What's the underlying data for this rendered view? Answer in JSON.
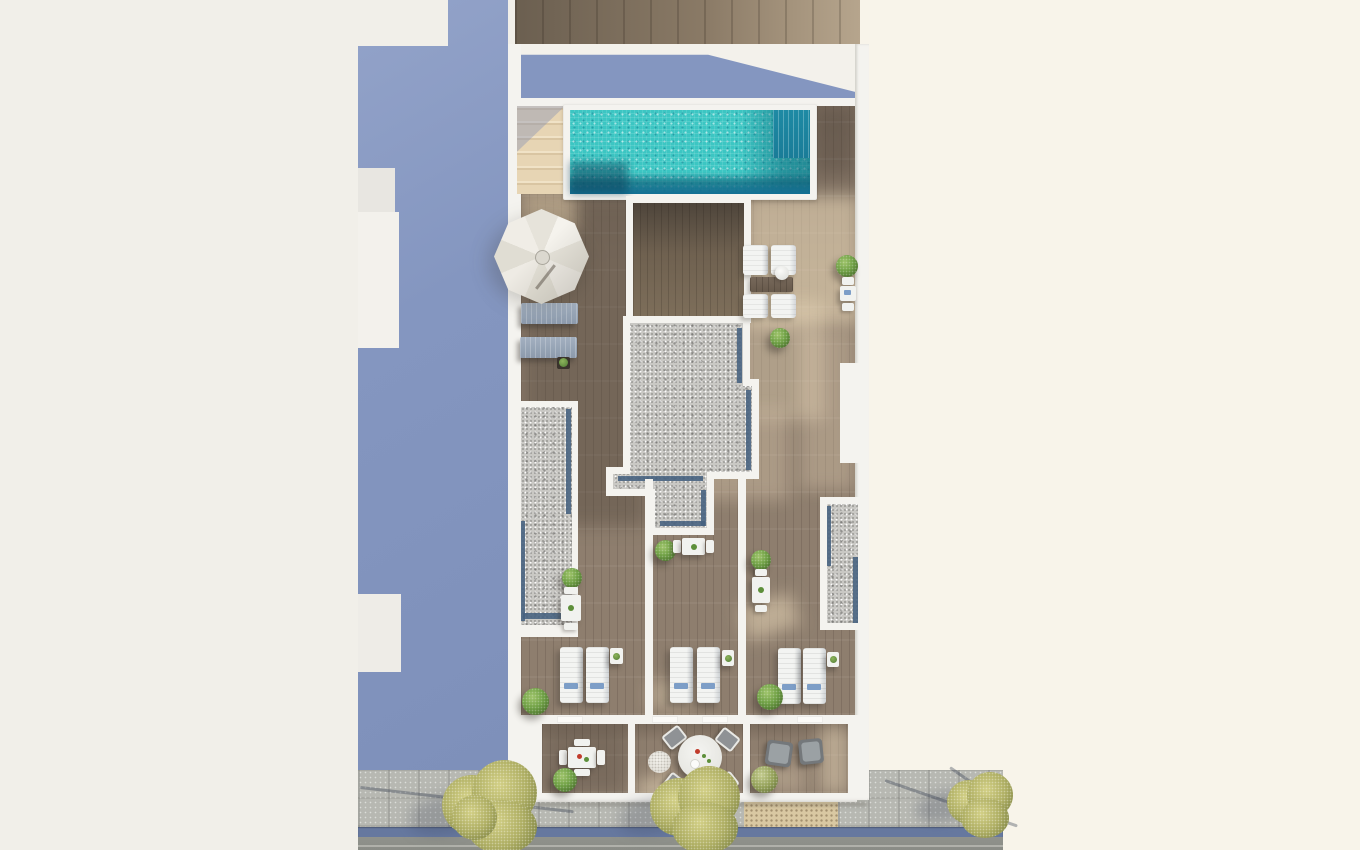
{
  "scene": {
    "type": "architectural-3d-render",
    "view": "top-down aerial plan view",
    "subject": "Rooftop terrace / solarium floor plan render: lap pool with mosaic tiles, access stairs, white parasol, shaded and sunlit timber decks, gravel roof sections with drainage channels, three private terraces with sun loungers, three lower balconies with dining and lounge furniture, and a street with sidewalk, gutter, tactile paving and trees at the bottom. A large periwinkle building shadow falls on the neighbouring plot at left.",
    "text_content": "none — the image contains no visible text"
  },
  "colors": {
    "bg_left": "#f1efe9",
    "bg_right": "#f8f4ea",
    "shadow_blue": "#8496c0",
    "wall_white": "#f4f3ef",
    "wood_top_dark": "#6b5f50",
    "wood_top_light": "#b6a58d",
    "stairs_beige": "#e7d5b4",
    "deck_base": "#8e7e6e",
    "dark_room_wood": "#6f6150",
    "pool_water": "#3cc6c3",
    "pool_water_dark": "#1e8aa4",
    "pool_deep": "#137094",
    "gravel": "#c9c8c4",
    "gravel_channel": "#46617f",
    "lounger_white": "#f1f2ef",
    "lounger_gray": "#8c9aac",
    "umbrella_white": "#f0ede6",
    "plant_green": "#6fa045",
    "plant_olive": "#93a058",
    "tree_olive": "#aeae63",
    "sidewalk": "#b7b8b2",
    "gutter_blue": "#66789f",
    "road": "#8a8c86",
    "tactile": "#d9c8a2",
    "towel_blue": "#7d9ec7",
    "accent_red": "#c13c2c",
    "accent_green": "#5d8f3a"
  },
  "objects": [
    {
      "name": "lap-pool",
      "count": 1
    },
    {
      "name": "pool-access-stairs",
      "count": 1
    },
    {
      "name": "white-parasol",
      "count": 1
    },
    {
      "name": "shaded-gray-sun-loungers",
      "count": 2
    },
    {
      "name": "poolside-white-sun-loungers",
      "count": 4
    },
    {
      "name": "terrace-white-sun-loungers",
      "count": 6
    },
    {
      "name": "lounger-side-tables",
      "count": 4
    },
    {
      "name": "small-dining-sets",
      "count": 5
    },
    {
      "name": "round-dining-table-with-4-chairs",
      "count": 1
    },
    {
      "name": "lounge-armchairs",
      "count": 2
    },
    {
      "name": "potted-bushes",
      "count": 10
    },
    {
      "name": "gravel-roof-sections",
      "count": 3
    },
    {
      "name": "street-trees",
      "count": 3
    },
    {
      "name": "tactile-paving-strip",
      "count": 1
    }
  ]
}
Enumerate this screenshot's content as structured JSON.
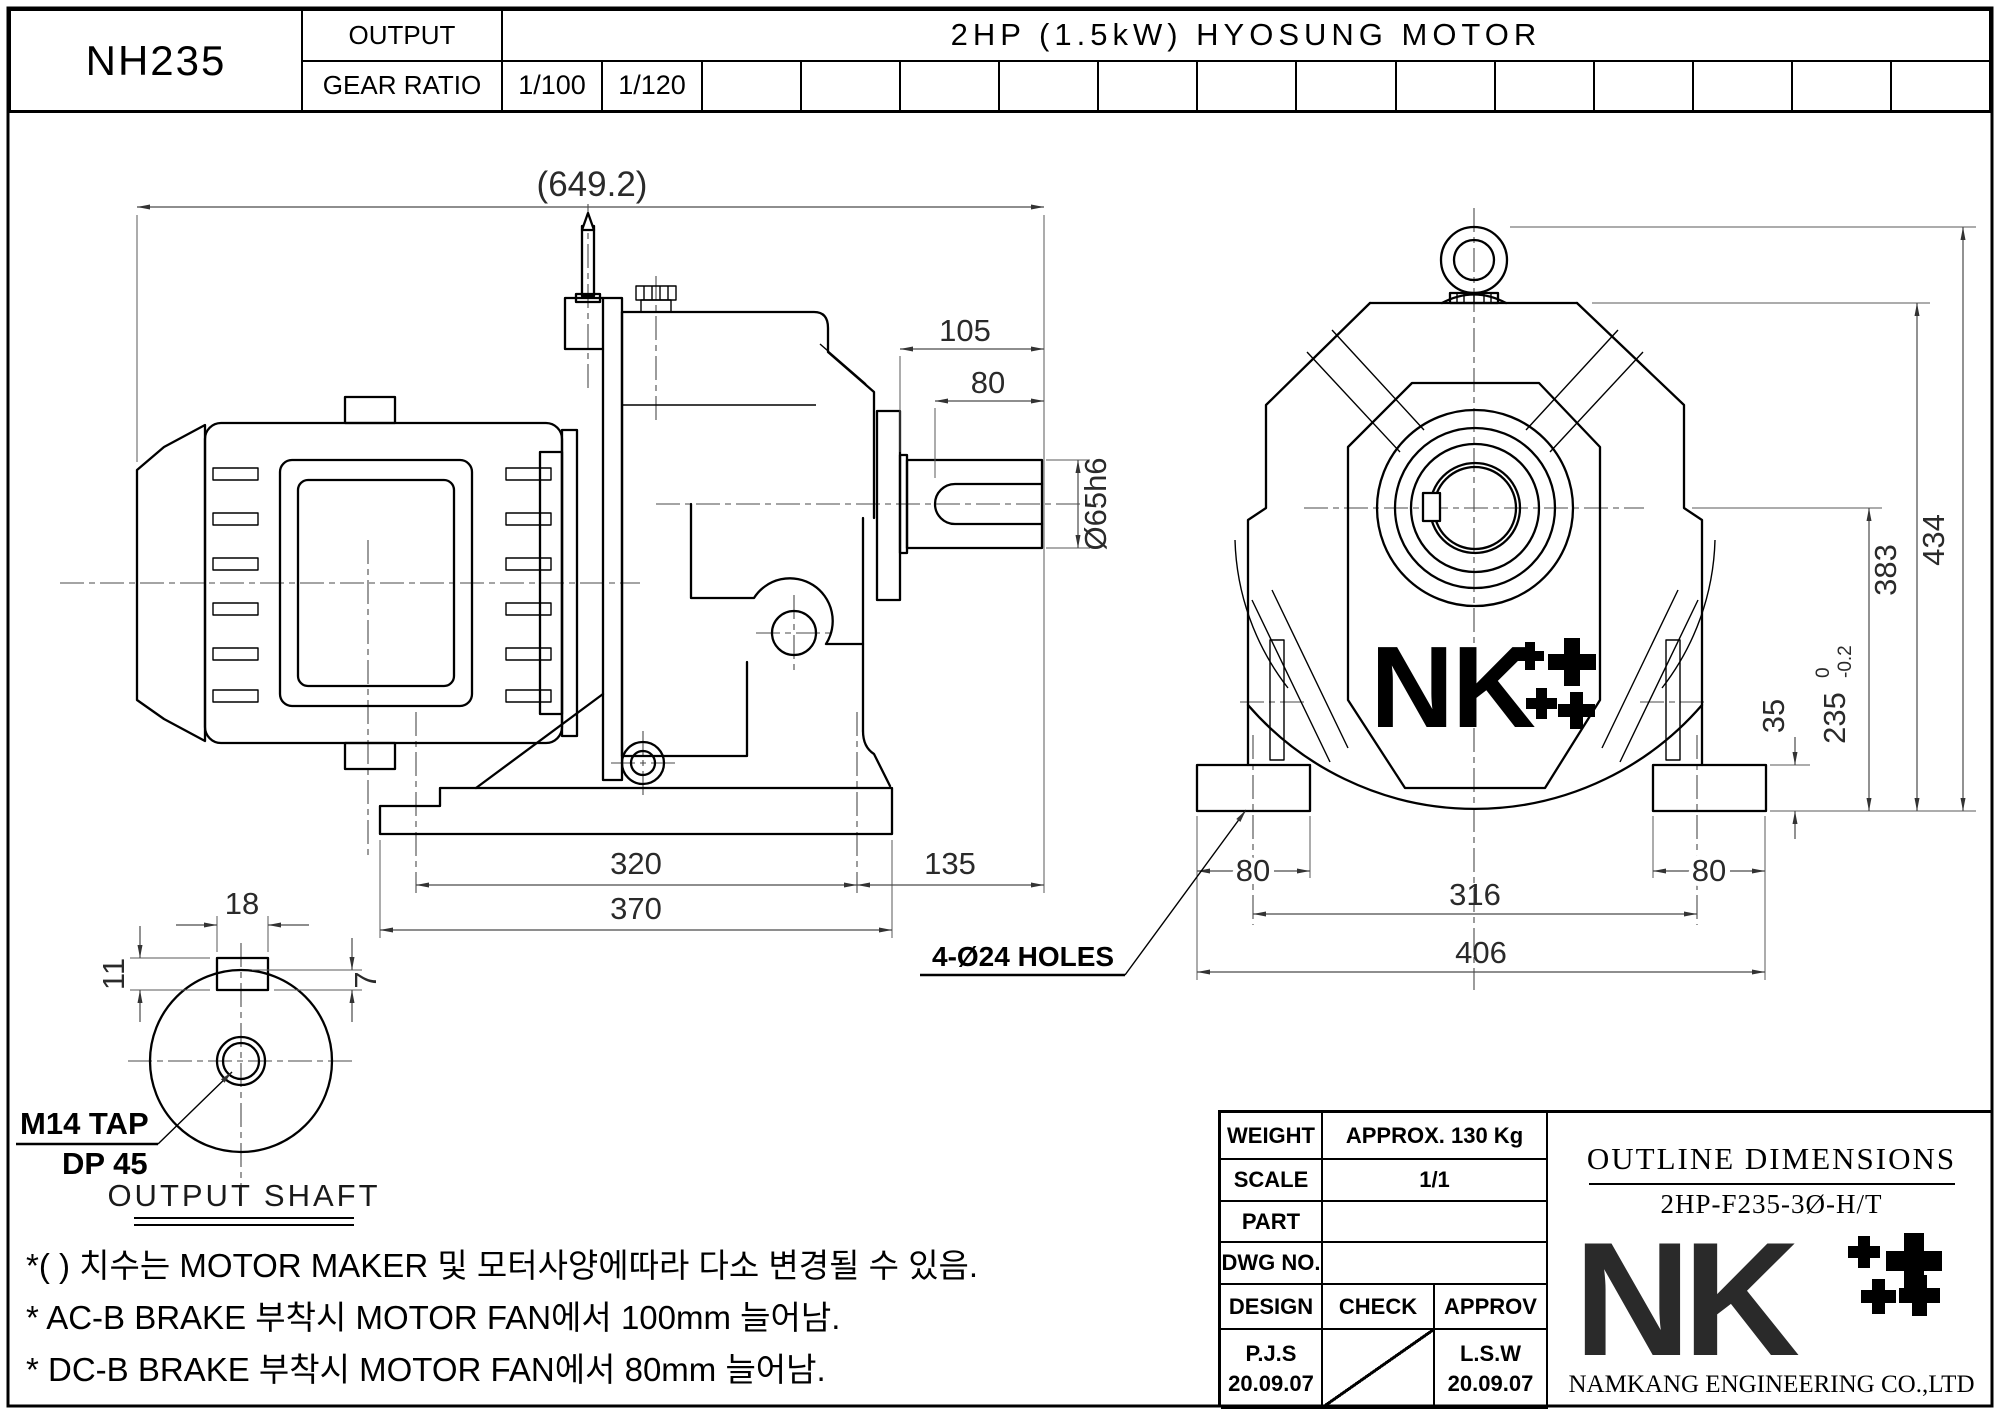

★ ★ ★ ★ ★ ★ ★

DIRECTIVE -
Except for the pictures, copy the material above exactly.

EXPECTED ANSWER -
What's the underlying data for this rendered view? Answer in JSON.
{
  "scene": {
    "type": "architectural-3d-render",
    "view": "top-down aerial plan view",
    "subject": "Rooftop terrace / solarium floor plan render: lap pool with mosaic tiles, access stairs, white parasol, shaded and sunlit timber decks, gravel roof sections with drainage channels, three private terraces with sun loungers, three lower balconies with dining and lounge furniture, and a street with sidewalk, gutter, tactile paving and trees at the bottom. A large periwinkle building shadow falls on the neighbouring plot at left.",
    "text_content": "none — the image contains no visible text"
  },
  "colors": {
    "bg_left": "#f1efe9",
    "bg_right": "#f8f4ea",
    "shadow_blue": "#8496c0",
    "wall_white": "#f4f3ef",
    "wood_top_dark": "#6b5f50",
    "wood_top_light": "#b6a58d",
    "stairs_beige": "#e7d5b4",
    "deck_base": "#8e7e6e",
    "dark_room_wood": "#6f6150",
    "pool_water": "#3cc6c3",
    "pool_water_dark": "#1e8aa4",
    "pool_deep": "#137094",
    "gravel": "#c9c8c4",
    "gravel_channel": "#46617f",
    "lounger_white": "#f1f2ef",
    "lounger_gray": "#8c9aac",
    "umbrella_white": "#f0ede6",
    "plant_green": "#6fa045",
    "plant_olive": "#93a058",
    "tree_olive": "#aeae63",
    "sidewalk": "#b7b8b2",
    "gutter_blue": "#66789f",
    "road": "#8a8c86",
    "tactile": "#d9c8a2",
    "towel_blue": "#7d9ec7",
    "accent_red": "#c13c2c",
    "accent_green": "#5d8f3a"
  },
  "objects": [
    {
      "name": "lap-pool",
      "count": 1
    },
    {
      "name": "pool-access-stairs",
      "count": 1
    },
    {
      "name": "white-parasol",
      "count": 1
    },
    {
      "name": "shaded-gray-sun-loungers",
      "count": 2
    },
    {
      "name": "poolside-white-sun-loungers",
      "count": 4
    },
    {
      "name": "terrace-white-sun-loungers",
      "count": 6
    },
    {
      "name": "lounger-side-tables",
      "count": 4
    },
    {
      "name": "small-dining-sets",
      "count": 5
    },
    {
      "name": "round-dining-table-with-4-chairs",
      "count": 1
    },
    {
      "name": "lounge-armchairs",
      "count": 2
    },
    {
      "name": "potted-bushes",
      "count": 10
    },
    {
      "name": "gravel-roof-sections",
      "count": 3
    },
    {
      "name": "street-trees",
      "count": 3
    },
    {
      "name": "tactile-paving-strip",
      "count": 1
    }
  ]
}
Enumerate this screenshot's content as structured JSON.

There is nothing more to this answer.